**** LISTED RECORDS
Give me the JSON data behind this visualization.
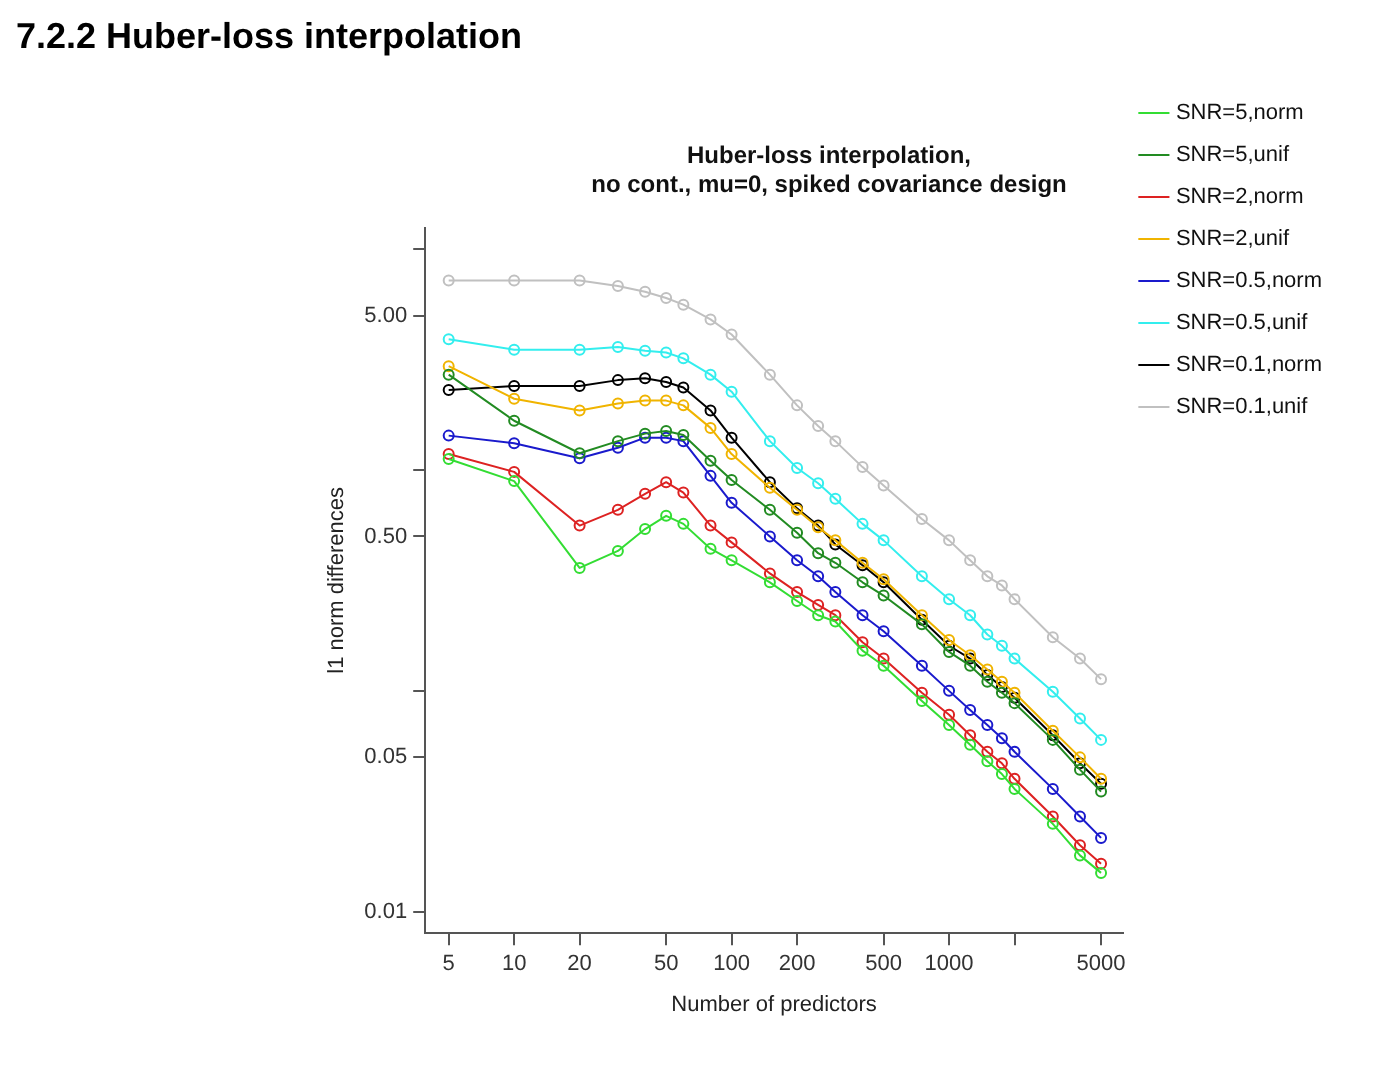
{
  "chart_data": {
    "type": "line",
    "title": "Huber-loss interpolation,\nno cont., mu=0, spiked covariance design",
    "annotations": [
      "7.2.2 Huber-loss interpolation"
    ],
    "xlabel": "Number of predictors",
    "ylabel": "l1 norm differences",
    "log": "xy",
    "grid": false,
    "legend": "right",
    "marker": "circle",
    "line_style": "solid",
    "x": [
      5,
      10,
      20,
      30,
      40,
      50,
      60,
      80,
      100,
      150,
      200,
      250,
      300,
      400,
      500,
      750,
      1000,
      1250,
      1500,
      1750,
      2000,
      3000,
      4000,
      5000
    ],
    "xlim": [
      3.9,
      6300
    ],
    "xticks": [
      5,
      10,
      20,
      50,
      100,
      200,
      500,
      1000,
      {
        "value": 2000,
        "label": null
      },
      5000
    ],
    "ylim": [
      0.008,
      12.5
    ],
    "yticks": [
      0.01,
      0.05,
      {
        "value": 0.1,
        "label": null
      },
      {
        "value": 0.5,
        "label": "0.50"
      },
      {
        "value": 1,
        "label": null
      },
      {
        "value": 5,
        "label": "5.00"
      },
      {
        "value": 10,
        "label": null
      }
    ],
    "series": [
      {
        "name": "SNR=5,norm",
        "color": "#33dd33",
        "values": [
          1.12,
          0.89,
          0.36,
          0.43,
          0.54,
          0.62,
          0.57,
          0.44,
          0.39,
          0.31,
          0.255,
          0.22,
          0.206,
          0.152,
          0.13,
          0.09,
          0.07,
          0.057,
          0.048,
          0.042,
          0.036,
          0.025,
          0.018,
          0.015
        ]
      },
      {
        "name": "SNR=5,unif",
        "color": "#228b22",
        "values": [
          2.7,
          1.67,
          1.19,
          1.35,
          1.46,
          1.5,
          1.44,
          1.1,
          0.9,
          0.66,
          0.52,
          0.42,
          0.38,
          0.31,
          0.27,
          0.2,
          0.15,
          0.13,
          0.11,
          0.098,
          0.088,
          0.06,
          0.044,
          0.035
        ]
      },
      {
        "name": "SNR=2,norm",
        "color": "#dd2222",
        "values": [
          1.18,
          0.98,
          0.56,
          0.66,
          0.78,
          0.88,
          0.79,
          0.56,
          0.47,
          0.34,
          0.28,
          0.245,
          0.22,
          0.166,
          0.14,
          0.098,
          0.078,
          0.063,
          0.053,
          0.047,
          0.04,
          0.027,
          0.02,
          0.0165
        ]
      },
      {
        "name": "SNR=2,unif",
        "color": "#f0b400",
        "values": [
          2.95,
          2.1,
          1.86,
          2.0,
          2.06,
          2.06,
          1.96,
          1.55,
          1.18,
          0.83,
          0.66,
          0.55,
          0.48,
          0.38,
          0.32,
          0.22,
          0.17,
          0.145,
          0.125,
          0.11,
          0.098,
          0.066,
          0.05,
          0.04
        ]
      },
      {
        "name": "SNR=0.5,norm",
        "color": "#1a1acc",
        "values": [
          1.43,
          1.32,
          1.13,
          1.26,
          1.4,
          1.4,
          1.35,
          0.94,
          0.71,
          0.5,
          0.39,
          0.33,
          0.28,
          0.22,
          0.186,
          0.13,
          0.1,
          0.082,
          0.07,
          0.061,
          0.053,
          0.036,
          0.027,
          0.0216
        ]
      },
      {
        "name": "SNR=0.5,unif",
        "color": "#33eeee",
        "values": [
          3.9,
          3.5,
          3.5,
          3.6,
          3.46,
          3.4,
          3.2,
          2.7,
          2.26,
          1.35,
          1.02,
          0.87,
          0.74,
          0.57,
          0.48,
          0.33,
          0.26,
          0.22,
          0.18,
          0.16,
          0.14,
          0.099,
          0.075,
          0.06
        ]
      },
      {
        "name": "SNR=0.1,norm",
        "color": "#000000",
        "values": [
          2.3,
          2.4,
          2.4,
          2.55,
          2.6,
          2.5,
          2.36,
          1.86,
          1.4,
          0.88,
          0.67,
          0.56,
          0.46,
          0.37,
          0.31,
          0.21,
          0.16,
          0.14,
          0.118,
          0.104,
          0.093,
          0.063,
          0.047,
          0.038
        ]
      },
      {
        "name": "SNR=0.1,unif",
        "color": "#c0c0c0",
        "values": [
          7.2,
          7.2,
          7.2,
          6.8,
          6.4,
          6.0,
          5.6,
          4.8,
          4.1,
          2.7,
          1.96,
          1.58,
          1.35,
          1.03,
          0.85,
          0.6,
          0.48,
          0.39,
          0.33,
          0.3,
          0.26,
          0.175,
          0.14,
          0.113
        ]
      }
    ]
  }
}
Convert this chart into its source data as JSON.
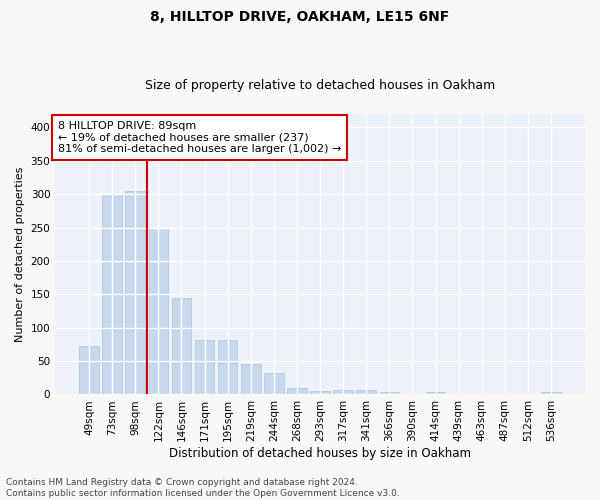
{
  "title": "8, HILLTOP DRIVE, OAKHAM, LE15 6NF",
  "subtitle": "Size of property relative to detached houses in Oakham",
  "xlabel": "Distribution of detached houses by size in Oakham",
  "ylabel": "Number of detached properties",
  "categories": [
    "49sqm",
    "73sqm",
    "98sqm",
    "122sqm",
    "146sqm",
    "171sqm",
    "195sqm",
    "219sqm",
    "244sqm",
    "268sqm",
    "293sqm",
    "317sqm",
    "341sqm",
    "366sqm",
    "390sqm",
    "414sqm",
    "439sqm",
    "463sqm",
    "487sqm",
    "512sqm",
    "536sqm"
  ],
  "values": [
    72,
    300,
    305,
    249,
    145,
    82,
    82,
    45,
    32,
    10,
    5,
    6,
    6,
    3,
    0,
    4,
    0,
    0,
    0,
    0,
    3
  ],
  "bar_color": "#c9d9ed",
  "bar_edgecolor": "#a8c4dc",
  "vline_x": 2.5,
  "vline_color": "#cc0000",
  "annotation_text": "8 HILLTOP DRIVE: 89sqm\n← 19% of detached houses are smaller (237)\n81% of semi-detached houses are larger (1,002) →",
  "annotation_box_facecolor": "#ffffff",
  "annotation_box_edgecolor": "#cc0000",
  "ylim": [
    0,
    420
  ],
  "yticks": [
    0,
    50,
    100,
    150,
    200,
    250,
    300,
    350,
    400
  ],
  "footer_text": "Contains HM Land Registry data © Crown copyright and database right 2024.\nContains public sector information licensed under the Open Government Licence v3.0.",
  "fig_facecolor": "#f8f8f8",
  "ax_facecolor": "#edf1f9",
  "grid_color": "#ffffff",
  "title_fontsize": 10,
  "subtitle_fontsize": 9,
  "xlabel_fontsize": 8.5,
  "ylabel_fontsize": 8,
  "tick_fontsize": 7.5,
  "annotation_fontsize": 8,
  "footer_fontsize": 6.5
}
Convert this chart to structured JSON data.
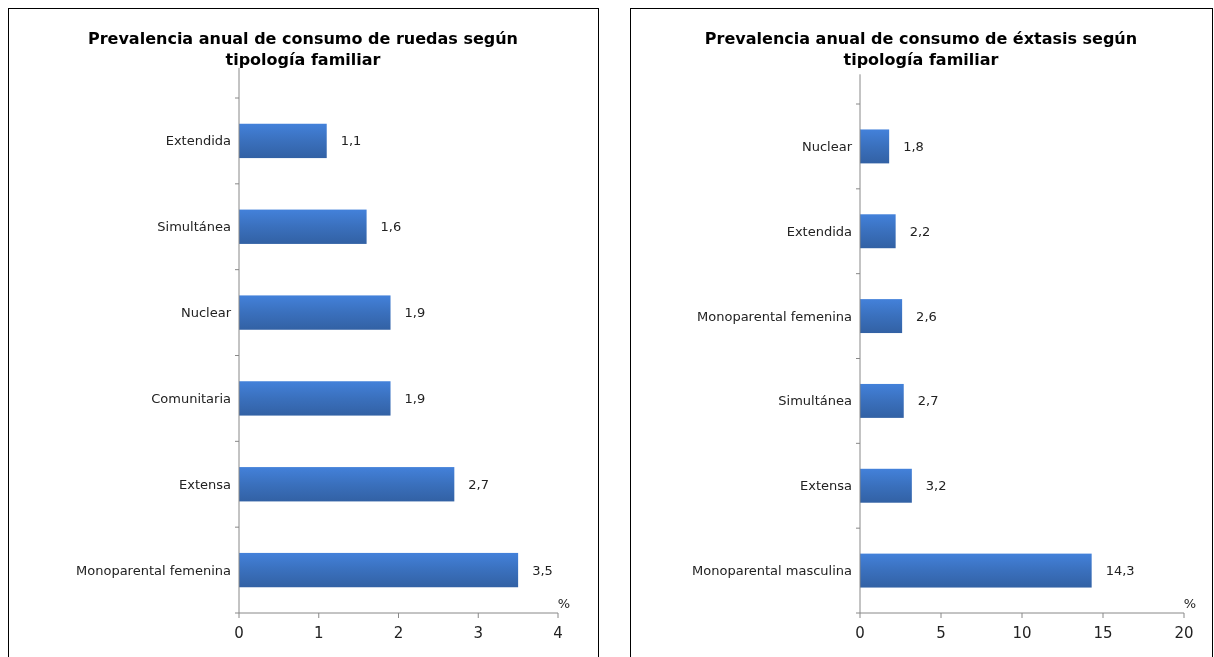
{
  "chart_data": [
    {
      "type": "bar",
      "orientation": "horizontal",
      "title": "Prevalencia anual de consumo de ruedas según tipología familiar",
      "xlabel": "%",
      "categories": [
        "Extendida",
        "Simultánea",
        "Nuclear",
        "Comunitaria",
        "Extensa",
        "Monoparental femenina"
      ],
      "values": [
        1.1,
        1.6,
        1.9,
        1.9,
        2.7,
        3.5
      ],
      "value_labels": [
        "1,1",
        "1,6",
        "1,9",
        "1,9",
        "2,7",
        "3,5"
      ],
      "color": "#3a70bd",
      "xlim": [
        0,
        4
      ],
      "xticks": [
        0,
        1,
        2,
        3,
        4
      ]
    },
    {
      "type": "bar",
      "orientation": "horizontal",
      "title": "Prevalencia anual de consumo de éxtasis según tipología familiar",
      "xlabel": "%",
      "categories": [
        "Nuclear",
        "Extendida",
        "Monoparental femenina",
        "Simultánea",
        "Extensa",
        "Monoparental masculina"
      ],
      "values": [
        1.8,
        2.2,
        2.6,
        2.7,
        3.2,
        14.3
      ],
      "value_labels": [
        "1,8",
        "2,2",
        "2,6",
        "2,7",
        "3,2",
        "14,3"
      ],
      "color": "#3a70bd",
      "xlim": [
        0,
        20
      ],
      "xticks": [
        0,
        5,
        10,
        15,
        20
      ]
    }
  ]
}
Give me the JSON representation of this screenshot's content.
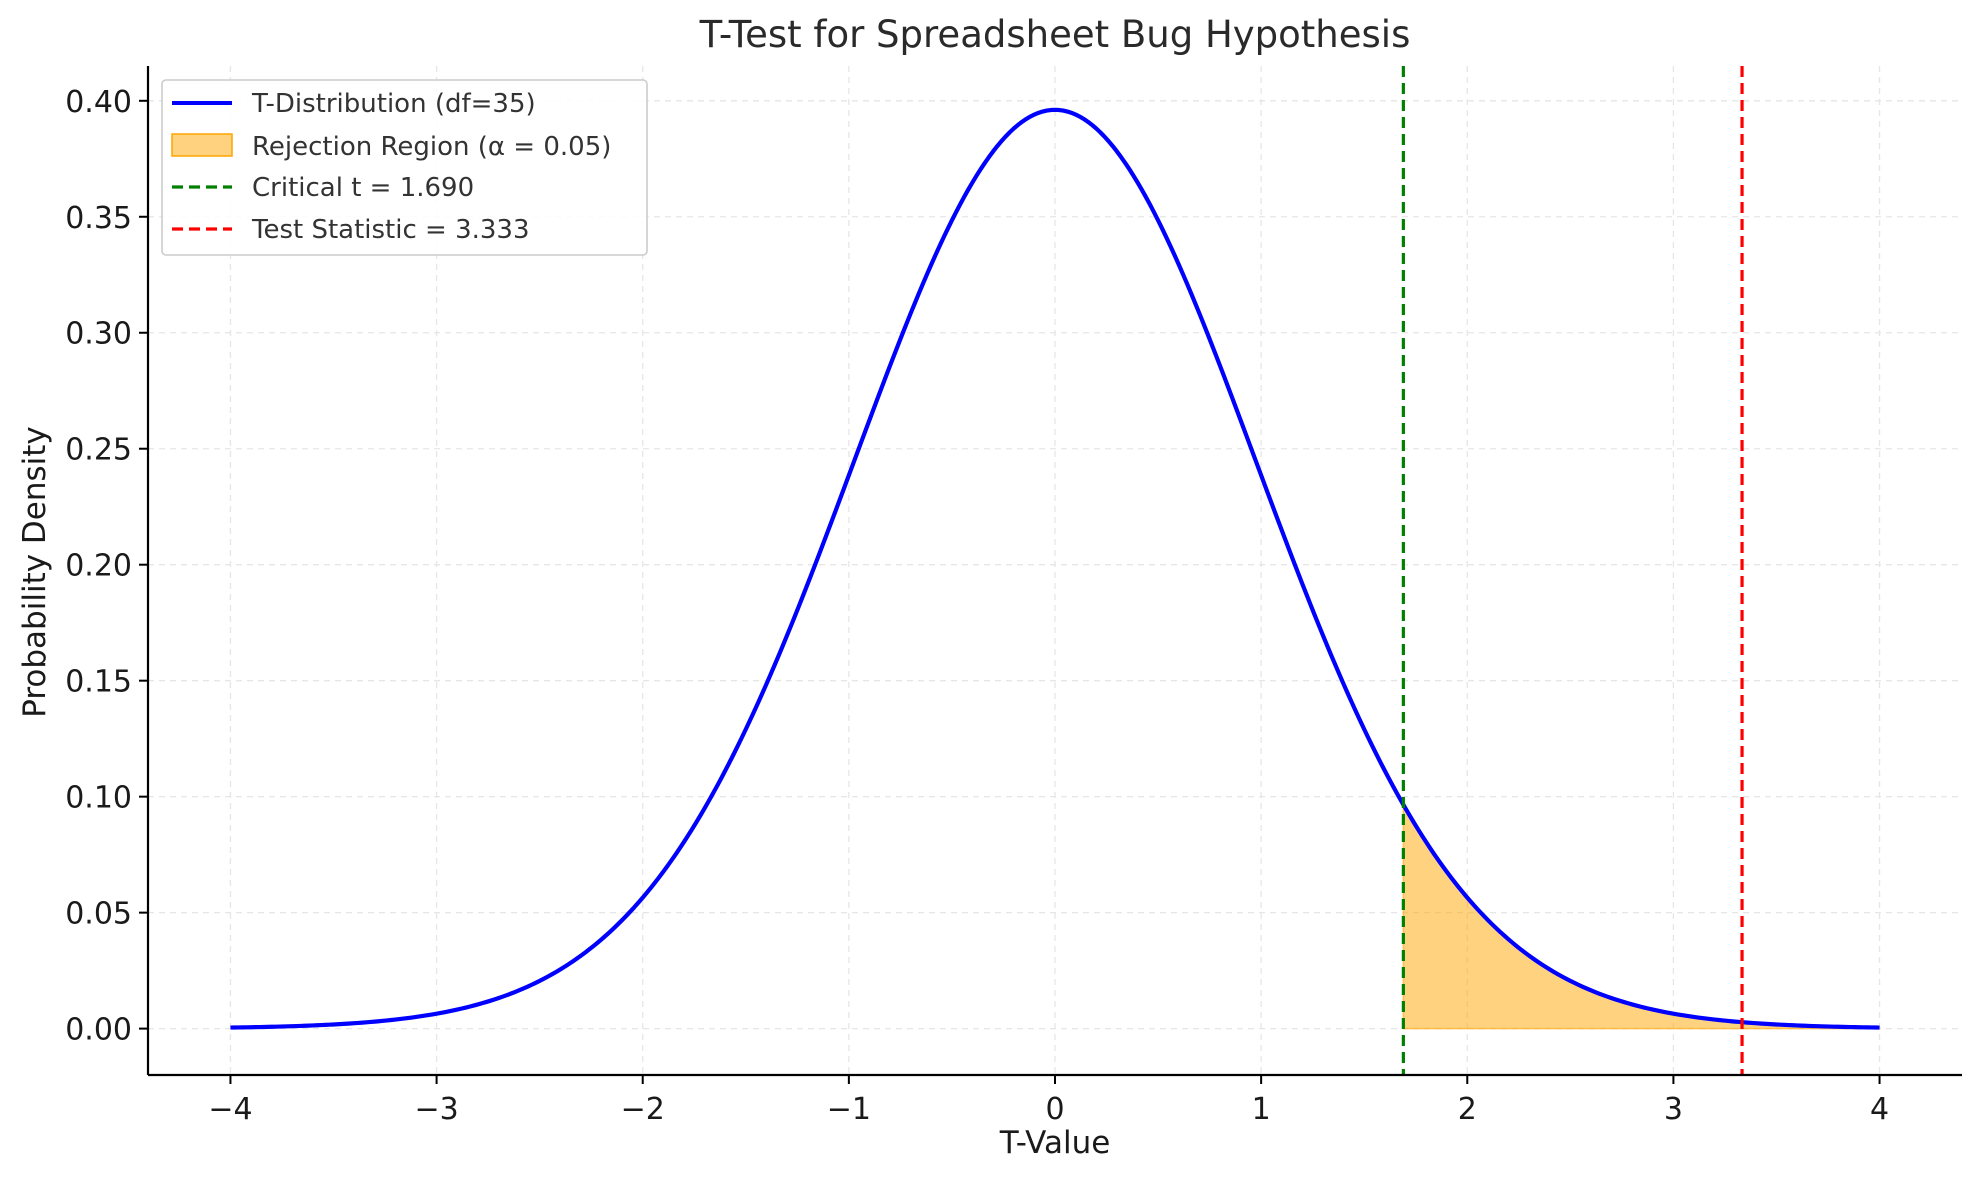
********
• _WHAT TO DO_
Count how many lines of the data include the word "familiar". Your reply should be that number alone.

• _CORRECT RESULT_
2